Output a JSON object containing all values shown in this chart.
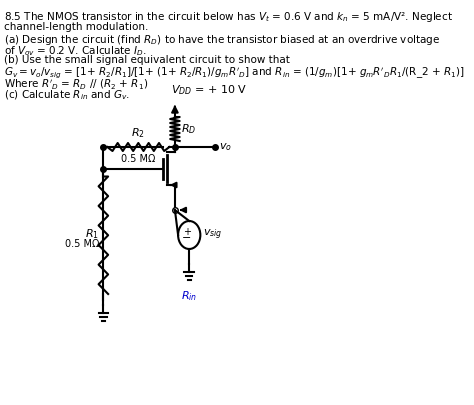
{
  "title_text": "8.5 The NMOS transistor in the circuit below has $V_t$ = 0.6 V and $k_n$ = 5 mA/V². Neglect\nchannel-length modulation.\n(a) Design the circuit (find $R_D$) to have the transistor biased at an overdrive voltage\nof $V_{ov}$ = 0.2 V. Calculate $I_D$.\n(b) Use the small signal equivalent circuit to show that\n$G_v = v_o/v_{sig}$ = [1+ $R_2$/$R_1$]/[1+ (1+ $R_2$/$R_1$)/$g_m$$R'_D$] and $R_{in}$ = (1/$g_m$)[1+ $g_m$$R'_D$$R_1$/(R_2 + $R_1$)]\nWhere $R'_D$ = $R_D$ // ($R_2$ + $R_1$)\n(c) Calculate $R_{in}$ and $G_v$.",
  "background_color": "#ffffff",
  "line_color": "#000000",
  "text_color": "#000000"
}
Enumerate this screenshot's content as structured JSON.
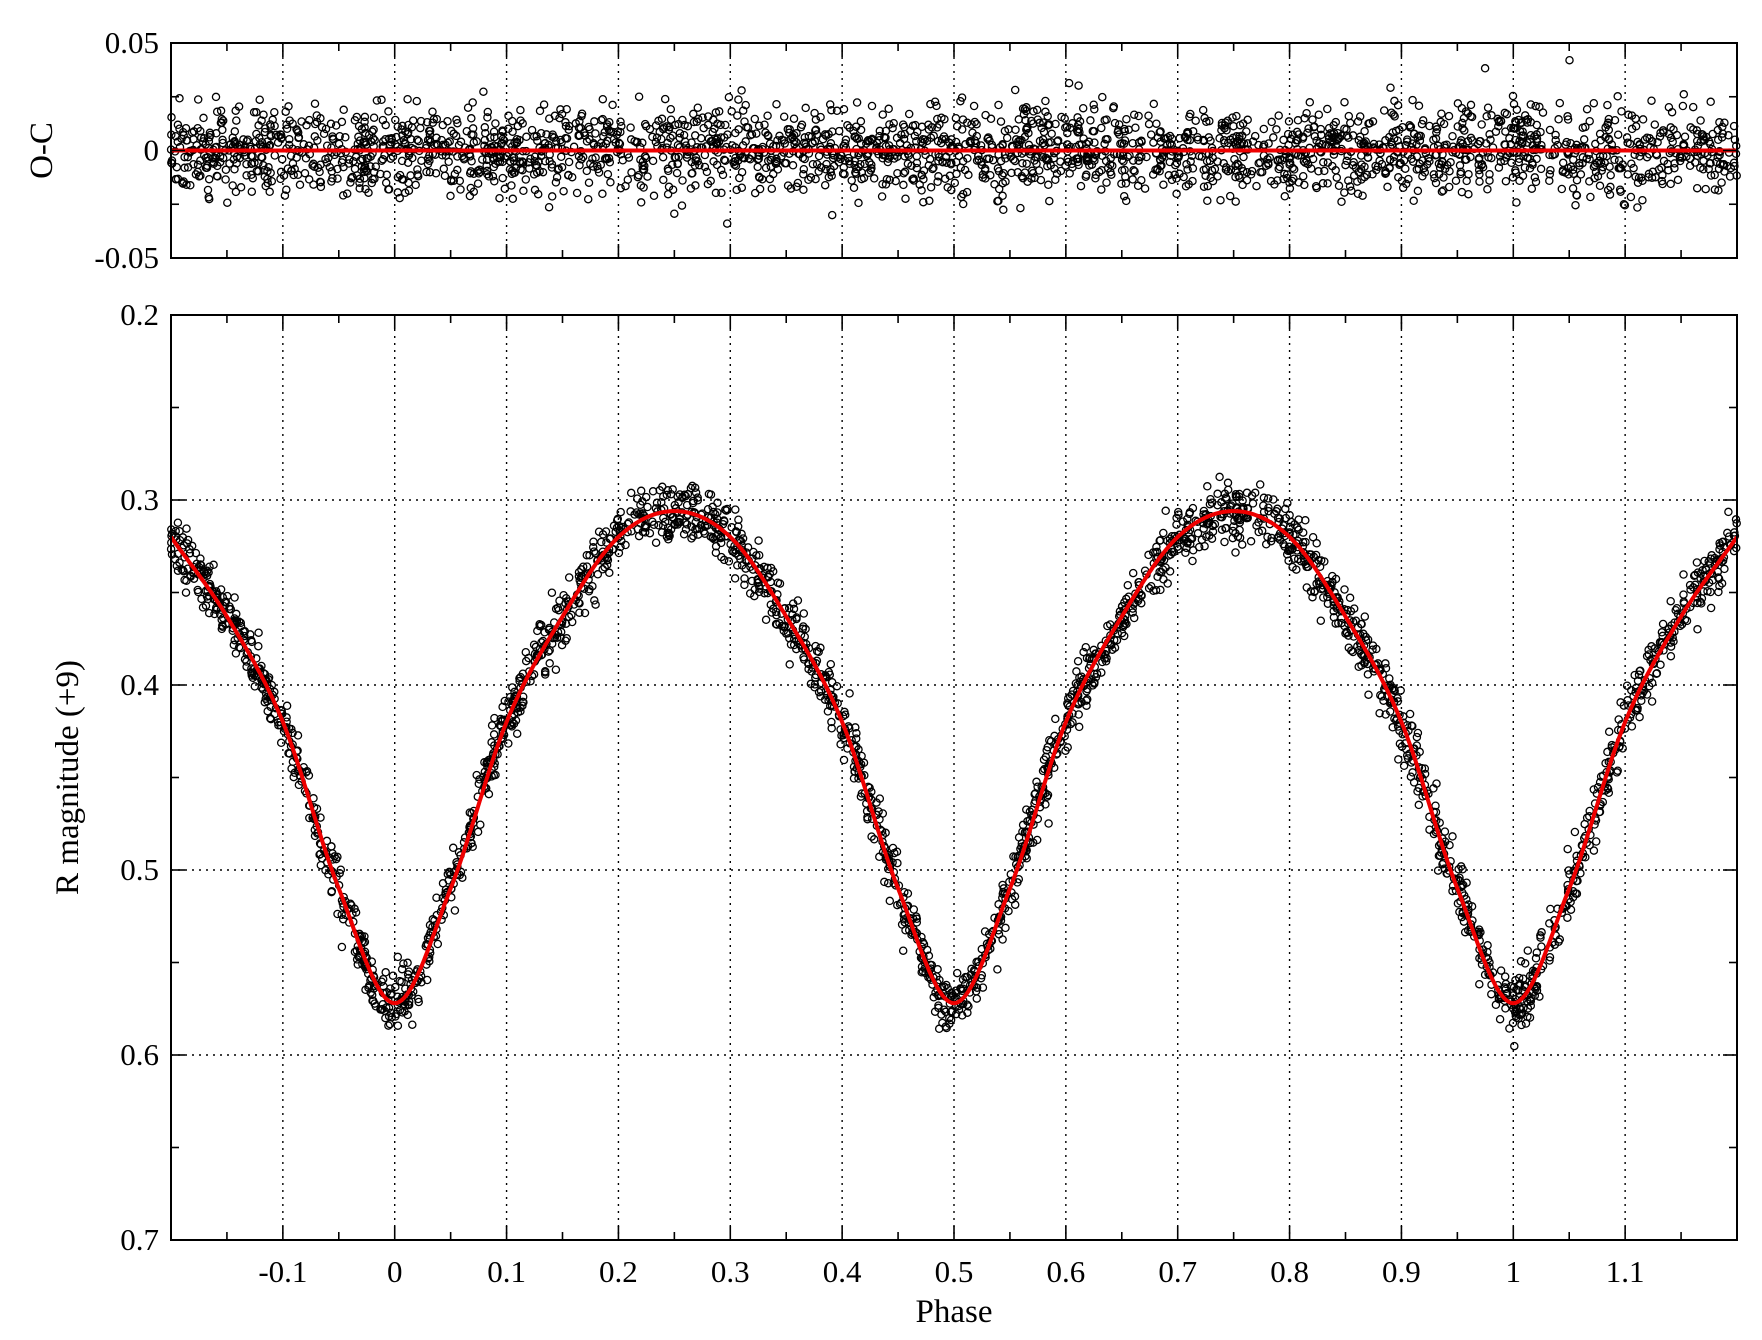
{
  "chart_data": [
    {
      "panel": "residuals",
      "type": "scatter",
      "ylabel": "O-C",
      "xlabel": "",
      "xlim": [
        -0.2,
        1.2
      ],
      "ylim": [
        -0.05,
        0.05
      ],
      "y_ticks": [
        -0.05,
        0,
        0.05
      ],
      "y_tick_labels": [
        "-0.05",
        "0",
        "0.05"
      ],
      "x_grid": [
        -0.1,
        0,
        0.1,
        0.2,
        0.3,
        0.4,
        0.5,
        0.6,
        0.7,
        0.8,
        0.9,
        1.0,
        1.1
      ],
      "grid": true,
      "residual_scatter_sd": 0.01,
      "series": [
        {
          "color": "#ee0000",
          "style": "line",
          "x": [
            -0.2,
            1.2
          ],
          "y": [
            0,
            0
          ]
        }
      ]
    },
    {
      "panel": "light-curve",
      "type": "scatter",
      "xlabel": "Phase",
      "ylabel": "R magnitude (+9)",
      "xlim": [
        -0.2,
        1.2
      ],
      "ylim": [
        0.7,
        0.2
      ],
      "y_inverted": true,
      "x_ticks": [
        -0.1,
        0,
        0.1,
        0.2,
        0.3,
        0.4,
        0.5,
        0.6,
        0.7,
        0.8,
        0.9,
        1.0,
        1.1
      ],
      "x_tick_labels": [
        "-0.1",
        "0",
        "0.1",
        "0.2",
        "0.3",
        "0.4",
        "0.5",
        "0.6",
        "0.7",
        "0.8",
        "0.9",
        "1",
        "1.1"
      ],
      "y_ticks": [
        0.2,
        0.3,
        0.4,
        0.5,
        0.6,
        0.7
      ],
      "y_tick_labels": [
        "0.2",
        "0.3",
        "0.4",
        "0.5",
        "0.6",
        "0.7"
      ],
      "grid": true,
      "observation_scatter_sd": 0.01,
      "series": [
        {
          "color": "#ee0000",
          "style": "line",
          "x": [
            -0.2,
            -0.15,
            -0.1,
            -0.05,
            0.0,
            0.05,
            0.1,
            0.15,
            0.2,
            0.25,
            0.3,
            0.35,
            0.4,
            0.45,
            0.5,
            0.55,
            0.6,
            0.65,
            0.7,
            0.75,
            0.8,
            0.85,
            0.9,
            0.95,
            1.0,
            1.05,
            1.1,
            1.15,
            1.2
          ],
          "y": [
            0.32,
            0.363,
            0.42,
            0.51,
            0.572,
            0.51,
            0.42,
            0.363,
            0.32,
            0.306,
            0.32,
            0.363,
            0.42,
            0.51,
            0.572,
            0.51,
            0.42,
            0.363,
            0.32,
            0.306,
            0.32,
            0.363,
            0.42,
            0.51,
            0.572,
            0.51,
            0.42,
            0.363,
            0.32
          ]
        }
      ]
    }
  ]
}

---*---

Reproduce the full listing faithfully, but do not carry over any pictures.

● Response for this exercise:
Output a JSON object containing all values shown in this chart.
{
  "title_text": "8.5 The NMOS transistor in the circuit below has $V_t$ = 0.6 V and $k_n$ = 5 mA/V². Neglect\nchannel-length modulation.\n(a) Design the circuit (find $R_D$) to have the transistor biased at an overdrive voltage\nof $V_{ov}$ = 0.2 V. Calculate $I_D$.\n(b) Use the small signal equivalent circuit to show that\n$G_v = v_o/v_{sig}$ = [1+ $R_2$/$R_1$]/[1+ (1+ $R_2$/$R_1$)/$g_m$$R'_D$] and $R_{in}$ = (1/$g_m$)[1+ $g_m$$R'_D$$R_1$/(R_2 + $R_1$)]\nWhere $R'_D$ = $R_D$ // ($R_2$ + $R_1$)\n(c) Calculate $R_{in}$ and $G_v$.",
  "background_color": "#ffffff",
  "line_color": "#000000",
  "text_color": "#000000"
}
Enumerate this screenshot's content as structured JSON.
{
  "chart_data": [
    {
      "panel": "residuals",
      "type": "scatter",
      "ylabel": "O-C",
      "xlabel": "",
      "xlim": [
        -0.2,
        1.2
      ],
      "ylim": [
        -0.05,
        0.05
      ],
      "y_ticks": [
        -0.05,
        0,
        0.05
      ],
      "y_tick_labels": [
        "-0.05",
        "0",
        "0.05"
      ],
      "x_grid": [
        -0.1,
        0,
        0.1,
        0.2,
        0.3,
        0.4,
        0.5,
        0.6,
        0.7,
        0.8,
        0.9,
        1.0,
        1.1
      ],
      "grid": true,
      "residual_scatter_sd": 0.01,
      "series": [
        {
          "color": "#ee0000",
          "style": "line",
          "x": [
            -0.2,
            1.2
          ],
          "y": [
            0,
            0
          ]
        }
      ]
    },
    {
      "panel": "light-curve",
      "type": "scatter",
      "xlabel": "Phase",
      "ylabel": "R magnitude (+9)",
      "xlim": [
        -0.2,
        1.2
      ],
      "ylim": [
        0.7,
        0.2
      ],
      "y_inverted": true,
      "x_ticks": [
        -0.1,
        0,
        0.1,
        0.2,
        0.3,
        0.4,
        0.5,
        0.6,
        0.7,
        0.8,
        0.9,
        1.0,
        1.1
      ],
      "x_tick_labels": [
        "-0.1",
        "0",
        "0.1",
        "0.2",
        "0.3",
        "0.4",
        "0.5",
        "0.6",
        "0.7",
        "0.8",
        "0.9",
        "1",
        "1.1"
      ],
      "y_ticks": [
        0.2,
        0.3,
        0.4,
        0.5,
        0.6,
        0.7
      ],
      "y_tick_labels": [
        "0.2",
        "0.3",
        "0.4",
        "0.5",
        "0.6",
        "0.7"
      ],
      "grid": true,
      "observation_scatter_sd": 0.01,
      "series": [
        {
          "color": "#ee0000",
          "style": "line",
          "x": [
            -0.2,
            -0.15,
            -0.1,
            -0.05,
            0.0,
            0.05,
            0.1,
            0.15,
            0.2,
            0.25,
            0.3,
            0.35,
            0.4,
            0.45,
            0.5,
            0.55,
            0.6,
            0.65,
            0.7,
            0.75,
            0.8,
            0.85,
            0.9,
            0.95,
            1.0,
            1.05,
            1.1,
            1.15,
            1.2
          ],
          "y": [
            0.32,
            0.363,
            0.42,
            0.51,
            0.572,
            0.51,
            0.42,
            0.363,
            0.32,
            0.306,
            0.32,
            0.363,
            0.42,
            0.51,
            0.572,
            0.51,
            0.42,
            0.363,
            0.32,
            0.306,
            0.32,
            0.363,
            0.42,
            0.51,
            0.572,
            0.51,
            0.42,
            0.363,
            0.32
          ]
        }
      ]
    }
  ]
}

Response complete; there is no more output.